╭─ THE INPUT

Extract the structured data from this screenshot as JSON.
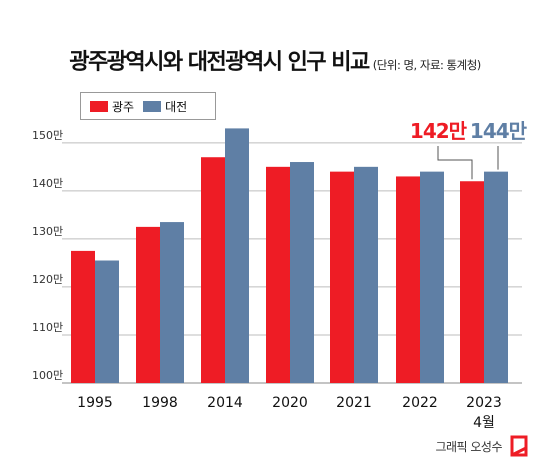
{
  "title": "광주광역시와 대전광역시 인구 비교",
  "subtitle": "(단위: 명, 자료: 통계청)",
  "credit": "그래픽 오성수",
  "colors": {
    "gwangju": "#ee1c25",
    "daejeon": "#5f7fa5",
    "grid": "#bdbdbd",
    "leader": "#555555"
  },
  "chart_data": {
    "type": "bar",
    "categories": [
      "1995",
      "1998",
      "2014",
      "2020",
      "2021",
      "2022",
      "2023"
    ],
    "category_sublabels": [
      "",
      "",
      "",
      "",
      "",
      "",
      "4월"
    ],
    "series": [
      {
        "name": "광주",
        "values": [
          127.5,
          132.5,
          147,
          145,
          144,
          143,
          142
        ]
      },
      {
        "name": "대전",
        "values": [
          125.5,
          133.5,
          153,
          146,
          145,
          144,
          144
        ]
      }
    ],
    "ylim": [
      100,
      153.5
    ],
    "yticks": [
      100,
      110,
      120,
      130,
      140,
      150
    ],
    "ytick_labels": [
      "100만",
      "110만",
      "120만",
      "130만",
      "140만",
      "150만"
    ],
    "annotations": [
      {
        "text": "142만",
        "series": 0,
        "category": 6,
        "color": "#ee1c25"
      },
      {
        "text": "144만",
        "series": 1,
        "category": 6,
        "color": "#5f7fa5"
      }
    ],
    "grid": true,
    "legend": "top-left"
  }
}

╰─

▶ _GOAL OF THE EXERCISE_: Go through the entries above and print each one exactly, minus the pictures.

▶ _THE SOLUTION_:
Extract the structured data from this screenshot as JSON.
{
  "title": "광주광역시와 대전광역시 인구 비교",
  "subtitle": "(단위: 명, 자료: 통계청)",
  "credit": "그래픽 오성수",
  "colors": {
    "gwangju": "#ee1c25",
    "daejeon": "#5f7fa5",
    "grid": "#bdbdbd",
    "leader": "#555555"
  },
  "chart_data": {
    "type": "bar",
    "categories": [
      "1995",
      "1998",
      "2014",
      "2020",
      "2021",
      "2022",
      "2023"
    ],
    "category_sublabels": [
      "",
      "",
      "",
      "",
      "",
      "",
      "4월"
    ],
    "series": [
      {
        "name": "광주",
        "values": [
          127.5,
          132.5,
          147,
          145,
          144,
          143,
          142
        ]
      },
      {
        "name": "대전",
        "values": [
          125.5,
          133.5,
          153,
          146,
          145,
          144,
          144
        ]
      }
    ],
    "ylim": [
      100,
      153.5
    ],
    "yticks": [
      100,
      110,
      120,
      130,
      140,
      150
    ],
    "ytick_labels": [
      "100만",
      "110만",
      "120만",
      "130만",
      "140만",
      "150만"
    ],
    "annotations": [
      {
        "text": "142만",
        "series": 0,
        "category": 6,
        "color": "#ee1c25"
      },
      {
        "text": "144만",
        "series": 1,
        "category": 6,
        "color": "#5f7fa5"
      }
    ],
    "grid": true,
    "legend": "top-left"
  }
}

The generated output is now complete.